= Exercise instructions =
Check every line of the material below for the string "Inner", and return the ones that have it.

Figure data in JSON:
• • • • •
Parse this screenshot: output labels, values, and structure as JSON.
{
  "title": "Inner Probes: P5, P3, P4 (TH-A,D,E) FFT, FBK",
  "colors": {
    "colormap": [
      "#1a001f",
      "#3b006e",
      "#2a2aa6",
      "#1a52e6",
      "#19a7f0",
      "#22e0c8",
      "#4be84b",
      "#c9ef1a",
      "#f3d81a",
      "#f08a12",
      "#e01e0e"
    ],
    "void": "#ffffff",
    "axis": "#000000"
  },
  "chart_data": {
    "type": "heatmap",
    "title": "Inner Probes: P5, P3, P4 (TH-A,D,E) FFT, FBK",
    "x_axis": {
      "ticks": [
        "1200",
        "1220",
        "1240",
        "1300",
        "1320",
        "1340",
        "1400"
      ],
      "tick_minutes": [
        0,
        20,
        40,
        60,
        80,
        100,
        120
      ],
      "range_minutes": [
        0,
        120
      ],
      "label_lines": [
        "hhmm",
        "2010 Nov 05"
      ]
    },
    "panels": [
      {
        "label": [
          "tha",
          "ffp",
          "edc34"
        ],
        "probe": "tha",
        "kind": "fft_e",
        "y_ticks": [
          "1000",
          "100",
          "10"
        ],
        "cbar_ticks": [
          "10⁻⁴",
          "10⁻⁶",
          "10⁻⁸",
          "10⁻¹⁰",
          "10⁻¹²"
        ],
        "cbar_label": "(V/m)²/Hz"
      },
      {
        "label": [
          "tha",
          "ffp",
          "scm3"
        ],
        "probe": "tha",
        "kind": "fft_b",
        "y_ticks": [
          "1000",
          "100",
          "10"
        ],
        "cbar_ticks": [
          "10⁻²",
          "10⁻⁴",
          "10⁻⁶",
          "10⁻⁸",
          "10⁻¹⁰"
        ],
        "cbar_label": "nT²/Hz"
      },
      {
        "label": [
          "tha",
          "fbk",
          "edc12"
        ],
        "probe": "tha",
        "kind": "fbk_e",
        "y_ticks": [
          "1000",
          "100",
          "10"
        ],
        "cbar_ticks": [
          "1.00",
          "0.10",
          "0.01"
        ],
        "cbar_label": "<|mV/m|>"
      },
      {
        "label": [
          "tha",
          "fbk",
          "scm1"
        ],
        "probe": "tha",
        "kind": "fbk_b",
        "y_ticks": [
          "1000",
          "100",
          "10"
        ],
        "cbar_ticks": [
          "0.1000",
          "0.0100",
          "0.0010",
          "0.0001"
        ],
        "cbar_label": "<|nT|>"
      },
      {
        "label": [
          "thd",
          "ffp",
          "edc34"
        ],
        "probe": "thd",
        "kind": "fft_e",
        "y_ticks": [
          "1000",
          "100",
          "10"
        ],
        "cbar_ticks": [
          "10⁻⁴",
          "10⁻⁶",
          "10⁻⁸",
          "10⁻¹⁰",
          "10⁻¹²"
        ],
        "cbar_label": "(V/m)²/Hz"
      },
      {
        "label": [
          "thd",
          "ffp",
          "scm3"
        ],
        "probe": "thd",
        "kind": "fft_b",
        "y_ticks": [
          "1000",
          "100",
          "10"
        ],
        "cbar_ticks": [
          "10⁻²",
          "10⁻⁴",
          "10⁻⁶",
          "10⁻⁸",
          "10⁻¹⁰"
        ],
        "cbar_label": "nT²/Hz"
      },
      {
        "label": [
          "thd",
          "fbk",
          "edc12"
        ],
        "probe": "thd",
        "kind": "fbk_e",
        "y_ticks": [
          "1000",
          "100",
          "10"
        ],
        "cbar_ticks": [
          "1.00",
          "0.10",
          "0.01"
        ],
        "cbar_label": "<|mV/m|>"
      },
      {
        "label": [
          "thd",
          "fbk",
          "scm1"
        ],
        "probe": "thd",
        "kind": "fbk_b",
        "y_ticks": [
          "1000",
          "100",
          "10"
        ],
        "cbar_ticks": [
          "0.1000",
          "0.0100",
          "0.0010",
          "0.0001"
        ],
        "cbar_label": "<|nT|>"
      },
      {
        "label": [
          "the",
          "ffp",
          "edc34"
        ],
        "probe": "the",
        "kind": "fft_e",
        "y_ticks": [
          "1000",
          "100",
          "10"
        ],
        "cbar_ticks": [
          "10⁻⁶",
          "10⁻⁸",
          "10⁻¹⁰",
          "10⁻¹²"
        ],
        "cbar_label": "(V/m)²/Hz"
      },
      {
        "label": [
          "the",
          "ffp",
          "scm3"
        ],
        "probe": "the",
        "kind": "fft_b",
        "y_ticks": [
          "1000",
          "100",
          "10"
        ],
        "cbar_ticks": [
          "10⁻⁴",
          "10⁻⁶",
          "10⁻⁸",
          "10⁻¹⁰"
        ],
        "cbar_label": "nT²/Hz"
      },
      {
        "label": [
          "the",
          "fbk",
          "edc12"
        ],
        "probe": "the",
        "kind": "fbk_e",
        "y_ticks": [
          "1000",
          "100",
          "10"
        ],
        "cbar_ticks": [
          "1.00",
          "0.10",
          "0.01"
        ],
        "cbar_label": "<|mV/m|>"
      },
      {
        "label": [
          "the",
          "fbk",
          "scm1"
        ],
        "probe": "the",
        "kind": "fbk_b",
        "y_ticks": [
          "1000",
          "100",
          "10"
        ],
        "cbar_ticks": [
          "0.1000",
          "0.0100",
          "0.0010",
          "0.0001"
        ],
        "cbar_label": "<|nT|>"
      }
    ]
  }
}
• • • • •
= Answer to this exercise =
  "title": "Inner Probes: P5, P3, P4 (TH-A,D,E) FFT, FBK",
    "title": "Inner Probes: P5, P3, P4 (TH-A,D,E) FFT, FBK",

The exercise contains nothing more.